**Entries shown**
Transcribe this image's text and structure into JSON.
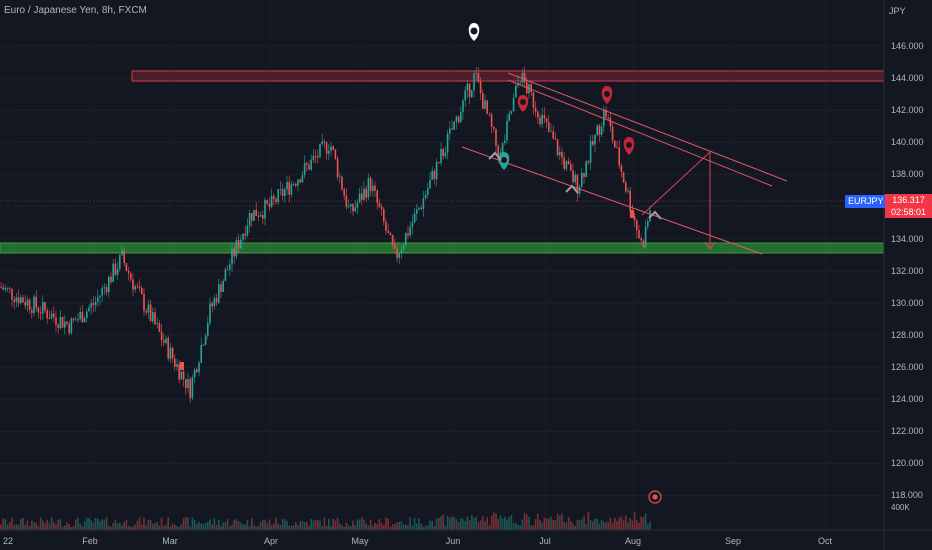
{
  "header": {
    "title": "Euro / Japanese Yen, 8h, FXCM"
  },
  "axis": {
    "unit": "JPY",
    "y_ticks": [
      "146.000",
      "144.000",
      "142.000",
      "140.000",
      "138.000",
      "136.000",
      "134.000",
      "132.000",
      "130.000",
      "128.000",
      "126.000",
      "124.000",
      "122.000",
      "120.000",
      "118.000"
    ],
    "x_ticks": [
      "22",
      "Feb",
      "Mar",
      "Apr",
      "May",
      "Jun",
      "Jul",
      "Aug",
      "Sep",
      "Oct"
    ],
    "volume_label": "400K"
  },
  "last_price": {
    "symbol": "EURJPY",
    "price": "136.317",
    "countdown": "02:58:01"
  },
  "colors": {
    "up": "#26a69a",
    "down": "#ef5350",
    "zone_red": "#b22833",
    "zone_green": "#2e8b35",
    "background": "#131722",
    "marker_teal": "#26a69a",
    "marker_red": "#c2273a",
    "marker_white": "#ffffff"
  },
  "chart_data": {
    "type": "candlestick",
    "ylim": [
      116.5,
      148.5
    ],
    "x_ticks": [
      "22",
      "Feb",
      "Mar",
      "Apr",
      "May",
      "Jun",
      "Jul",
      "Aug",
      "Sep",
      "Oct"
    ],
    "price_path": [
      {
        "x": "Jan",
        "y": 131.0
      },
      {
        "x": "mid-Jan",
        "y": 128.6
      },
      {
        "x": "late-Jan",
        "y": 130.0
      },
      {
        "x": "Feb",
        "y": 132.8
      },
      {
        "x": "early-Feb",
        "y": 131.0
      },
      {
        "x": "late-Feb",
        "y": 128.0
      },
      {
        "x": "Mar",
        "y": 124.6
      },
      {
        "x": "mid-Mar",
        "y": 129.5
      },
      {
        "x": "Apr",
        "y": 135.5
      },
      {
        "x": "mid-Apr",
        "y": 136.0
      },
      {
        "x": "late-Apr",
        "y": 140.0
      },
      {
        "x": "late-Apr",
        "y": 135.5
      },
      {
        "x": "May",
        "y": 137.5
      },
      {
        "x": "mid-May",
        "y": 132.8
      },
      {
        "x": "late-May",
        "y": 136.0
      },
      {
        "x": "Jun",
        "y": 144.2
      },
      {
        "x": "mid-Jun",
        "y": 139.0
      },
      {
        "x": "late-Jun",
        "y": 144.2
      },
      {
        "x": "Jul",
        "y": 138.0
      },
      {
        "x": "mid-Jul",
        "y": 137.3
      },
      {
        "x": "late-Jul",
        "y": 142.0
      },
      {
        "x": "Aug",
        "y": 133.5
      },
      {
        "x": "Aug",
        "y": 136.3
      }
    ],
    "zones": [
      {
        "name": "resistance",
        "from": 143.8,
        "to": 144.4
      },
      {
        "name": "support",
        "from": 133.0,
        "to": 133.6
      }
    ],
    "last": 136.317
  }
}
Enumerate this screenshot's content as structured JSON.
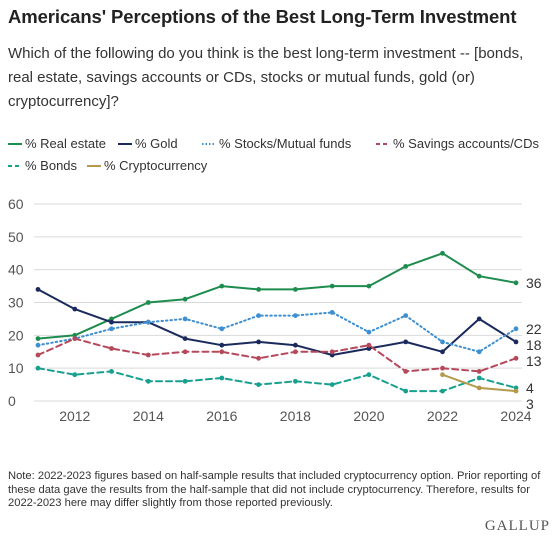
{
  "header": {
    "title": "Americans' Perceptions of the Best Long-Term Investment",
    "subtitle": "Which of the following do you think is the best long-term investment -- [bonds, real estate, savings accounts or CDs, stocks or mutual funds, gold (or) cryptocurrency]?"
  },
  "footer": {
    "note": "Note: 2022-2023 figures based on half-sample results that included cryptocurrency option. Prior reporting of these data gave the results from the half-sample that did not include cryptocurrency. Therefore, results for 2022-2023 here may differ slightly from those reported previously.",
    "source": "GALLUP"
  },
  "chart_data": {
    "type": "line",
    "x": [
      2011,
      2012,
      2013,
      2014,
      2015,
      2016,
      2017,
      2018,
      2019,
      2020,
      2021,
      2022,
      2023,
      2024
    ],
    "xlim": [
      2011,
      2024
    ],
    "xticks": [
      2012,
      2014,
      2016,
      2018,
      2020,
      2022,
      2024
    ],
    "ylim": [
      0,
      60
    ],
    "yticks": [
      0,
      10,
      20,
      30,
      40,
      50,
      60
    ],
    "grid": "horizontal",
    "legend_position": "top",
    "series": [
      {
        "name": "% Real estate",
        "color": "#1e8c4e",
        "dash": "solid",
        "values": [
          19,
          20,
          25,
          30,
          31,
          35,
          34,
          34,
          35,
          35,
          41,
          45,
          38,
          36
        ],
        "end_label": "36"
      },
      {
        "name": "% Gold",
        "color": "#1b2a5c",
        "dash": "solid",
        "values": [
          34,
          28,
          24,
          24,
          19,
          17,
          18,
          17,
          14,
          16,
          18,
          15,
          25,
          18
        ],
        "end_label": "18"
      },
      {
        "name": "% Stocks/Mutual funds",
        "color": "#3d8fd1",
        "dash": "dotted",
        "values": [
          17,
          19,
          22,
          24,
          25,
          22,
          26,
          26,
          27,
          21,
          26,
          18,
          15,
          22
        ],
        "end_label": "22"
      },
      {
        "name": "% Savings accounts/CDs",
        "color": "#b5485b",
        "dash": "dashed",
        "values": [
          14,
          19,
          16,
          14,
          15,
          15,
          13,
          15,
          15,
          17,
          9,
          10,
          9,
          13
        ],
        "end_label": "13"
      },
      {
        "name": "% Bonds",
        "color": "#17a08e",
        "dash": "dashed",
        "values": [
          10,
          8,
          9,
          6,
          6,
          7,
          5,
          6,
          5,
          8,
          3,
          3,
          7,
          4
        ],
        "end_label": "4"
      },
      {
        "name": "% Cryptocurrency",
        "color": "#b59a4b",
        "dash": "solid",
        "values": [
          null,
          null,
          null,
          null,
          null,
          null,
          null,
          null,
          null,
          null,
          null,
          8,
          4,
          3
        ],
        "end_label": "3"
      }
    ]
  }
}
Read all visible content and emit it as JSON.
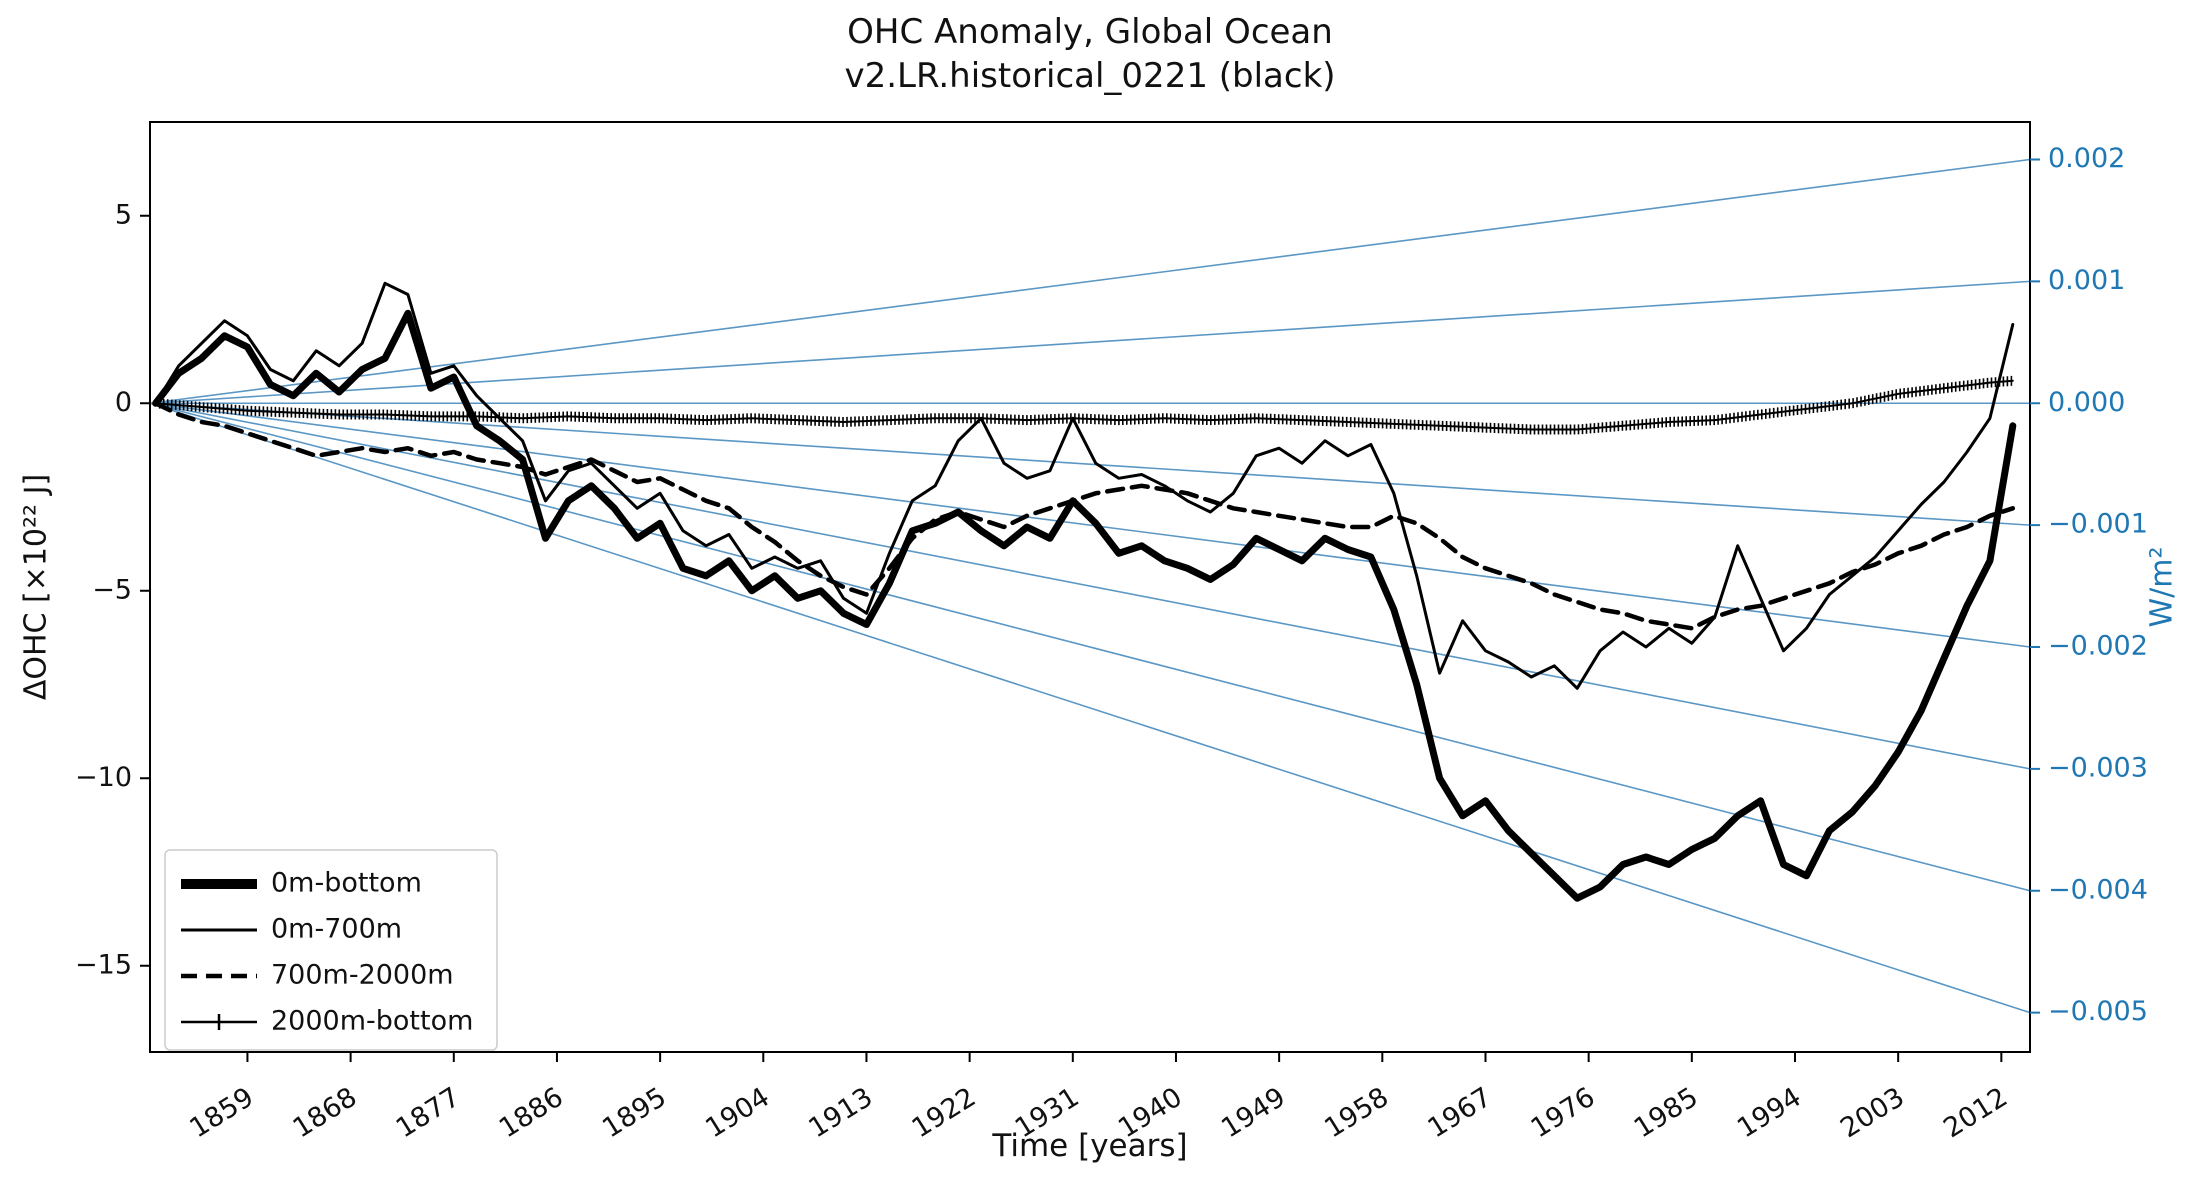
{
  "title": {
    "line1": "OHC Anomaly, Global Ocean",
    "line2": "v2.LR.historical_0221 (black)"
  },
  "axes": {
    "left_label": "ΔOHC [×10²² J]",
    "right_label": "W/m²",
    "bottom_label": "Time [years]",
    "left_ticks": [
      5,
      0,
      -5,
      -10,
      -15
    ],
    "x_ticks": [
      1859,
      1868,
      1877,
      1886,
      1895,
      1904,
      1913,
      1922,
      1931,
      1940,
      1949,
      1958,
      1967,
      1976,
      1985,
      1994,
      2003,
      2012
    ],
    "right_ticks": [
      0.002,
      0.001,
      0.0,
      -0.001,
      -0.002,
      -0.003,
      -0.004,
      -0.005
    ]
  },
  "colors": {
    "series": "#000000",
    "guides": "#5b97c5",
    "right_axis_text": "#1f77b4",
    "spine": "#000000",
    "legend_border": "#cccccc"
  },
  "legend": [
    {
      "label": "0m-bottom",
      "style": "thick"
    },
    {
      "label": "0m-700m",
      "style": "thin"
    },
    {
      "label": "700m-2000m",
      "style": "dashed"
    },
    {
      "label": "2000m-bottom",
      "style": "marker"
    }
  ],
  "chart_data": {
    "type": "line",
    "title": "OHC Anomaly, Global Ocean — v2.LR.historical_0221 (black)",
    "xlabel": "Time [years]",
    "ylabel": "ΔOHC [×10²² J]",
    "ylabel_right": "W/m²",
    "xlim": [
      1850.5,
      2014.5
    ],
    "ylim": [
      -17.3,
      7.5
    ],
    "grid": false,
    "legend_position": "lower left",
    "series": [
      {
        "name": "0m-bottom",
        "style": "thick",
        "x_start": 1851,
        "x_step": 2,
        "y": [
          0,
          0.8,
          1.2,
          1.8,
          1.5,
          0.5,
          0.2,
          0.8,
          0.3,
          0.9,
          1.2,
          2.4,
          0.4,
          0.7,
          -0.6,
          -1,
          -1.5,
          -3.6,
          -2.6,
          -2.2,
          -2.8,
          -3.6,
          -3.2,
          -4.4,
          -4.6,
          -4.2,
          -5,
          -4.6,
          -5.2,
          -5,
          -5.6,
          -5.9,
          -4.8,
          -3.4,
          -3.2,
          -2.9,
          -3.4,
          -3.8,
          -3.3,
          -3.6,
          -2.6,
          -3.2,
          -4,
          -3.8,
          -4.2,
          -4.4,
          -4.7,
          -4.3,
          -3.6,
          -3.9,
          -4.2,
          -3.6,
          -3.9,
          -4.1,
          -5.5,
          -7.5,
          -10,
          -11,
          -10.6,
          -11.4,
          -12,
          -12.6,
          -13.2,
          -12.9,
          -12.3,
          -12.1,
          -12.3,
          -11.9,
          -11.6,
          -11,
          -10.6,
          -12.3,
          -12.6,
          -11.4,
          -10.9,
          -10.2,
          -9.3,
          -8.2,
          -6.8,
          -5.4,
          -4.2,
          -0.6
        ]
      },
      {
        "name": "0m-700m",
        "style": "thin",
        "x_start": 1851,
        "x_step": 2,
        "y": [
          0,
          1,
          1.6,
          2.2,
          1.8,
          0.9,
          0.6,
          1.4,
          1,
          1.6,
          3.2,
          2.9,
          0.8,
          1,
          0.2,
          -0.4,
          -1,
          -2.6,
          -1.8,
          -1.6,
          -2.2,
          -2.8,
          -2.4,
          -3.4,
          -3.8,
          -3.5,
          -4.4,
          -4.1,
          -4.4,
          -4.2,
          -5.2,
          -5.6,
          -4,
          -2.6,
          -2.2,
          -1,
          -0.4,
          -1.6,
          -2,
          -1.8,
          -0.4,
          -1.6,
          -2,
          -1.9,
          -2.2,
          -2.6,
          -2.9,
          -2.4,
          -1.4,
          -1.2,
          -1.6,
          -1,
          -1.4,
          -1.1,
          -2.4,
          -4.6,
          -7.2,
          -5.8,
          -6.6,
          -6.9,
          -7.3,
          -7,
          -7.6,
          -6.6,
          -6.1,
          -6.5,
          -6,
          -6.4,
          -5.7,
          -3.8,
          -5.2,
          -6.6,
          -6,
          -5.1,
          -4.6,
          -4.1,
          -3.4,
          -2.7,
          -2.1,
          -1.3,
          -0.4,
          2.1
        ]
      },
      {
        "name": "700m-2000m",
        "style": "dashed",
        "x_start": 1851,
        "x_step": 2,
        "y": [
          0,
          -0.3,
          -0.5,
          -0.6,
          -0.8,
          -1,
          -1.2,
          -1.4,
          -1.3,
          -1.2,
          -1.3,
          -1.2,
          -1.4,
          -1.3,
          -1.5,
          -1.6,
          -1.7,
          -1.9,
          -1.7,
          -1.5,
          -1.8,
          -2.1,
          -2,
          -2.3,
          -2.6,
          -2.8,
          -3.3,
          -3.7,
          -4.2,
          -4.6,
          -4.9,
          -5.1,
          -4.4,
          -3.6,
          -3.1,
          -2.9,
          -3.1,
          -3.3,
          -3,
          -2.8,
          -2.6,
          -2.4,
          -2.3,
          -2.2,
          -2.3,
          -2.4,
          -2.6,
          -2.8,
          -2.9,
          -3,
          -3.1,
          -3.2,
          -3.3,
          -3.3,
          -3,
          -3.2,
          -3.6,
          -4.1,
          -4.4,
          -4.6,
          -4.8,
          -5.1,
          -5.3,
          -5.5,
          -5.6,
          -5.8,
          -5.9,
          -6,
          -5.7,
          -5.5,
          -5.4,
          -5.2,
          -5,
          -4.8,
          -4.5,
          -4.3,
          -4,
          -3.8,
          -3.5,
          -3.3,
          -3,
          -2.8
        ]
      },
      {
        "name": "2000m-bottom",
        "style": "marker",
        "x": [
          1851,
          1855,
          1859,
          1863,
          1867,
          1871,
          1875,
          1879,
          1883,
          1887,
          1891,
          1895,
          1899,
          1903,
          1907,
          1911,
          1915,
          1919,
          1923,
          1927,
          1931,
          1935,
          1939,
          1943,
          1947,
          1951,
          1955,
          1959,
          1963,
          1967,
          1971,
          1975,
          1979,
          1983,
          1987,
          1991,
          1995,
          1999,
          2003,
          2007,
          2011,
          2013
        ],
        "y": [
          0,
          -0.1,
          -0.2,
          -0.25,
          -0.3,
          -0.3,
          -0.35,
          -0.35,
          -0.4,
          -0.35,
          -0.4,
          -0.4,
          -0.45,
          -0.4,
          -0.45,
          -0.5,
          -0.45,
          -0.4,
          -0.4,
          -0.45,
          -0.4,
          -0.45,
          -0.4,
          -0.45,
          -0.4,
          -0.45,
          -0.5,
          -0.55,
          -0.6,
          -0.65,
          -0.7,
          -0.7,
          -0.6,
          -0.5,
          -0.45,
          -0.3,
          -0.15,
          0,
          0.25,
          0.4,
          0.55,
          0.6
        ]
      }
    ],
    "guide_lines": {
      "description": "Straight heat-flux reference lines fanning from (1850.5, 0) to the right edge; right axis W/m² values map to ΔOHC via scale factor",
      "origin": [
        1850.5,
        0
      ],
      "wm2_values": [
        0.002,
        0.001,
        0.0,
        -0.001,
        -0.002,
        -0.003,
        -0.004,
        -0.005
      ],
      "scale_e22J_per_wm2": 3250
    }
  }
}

**What you have to do**
Read through the entries and copy each line in which "ΔOHC" appears.

**Answer to the problem**
    "left_label": "ΔOHC [×10²² J]",
    "ylabel": "ΔOHC [×10²² J]",
      "description": "Straight heat-flux reference lines fanning from (1850.5, 0) to the right edge; right axis W/m² values map to ΔOHC via scale factor",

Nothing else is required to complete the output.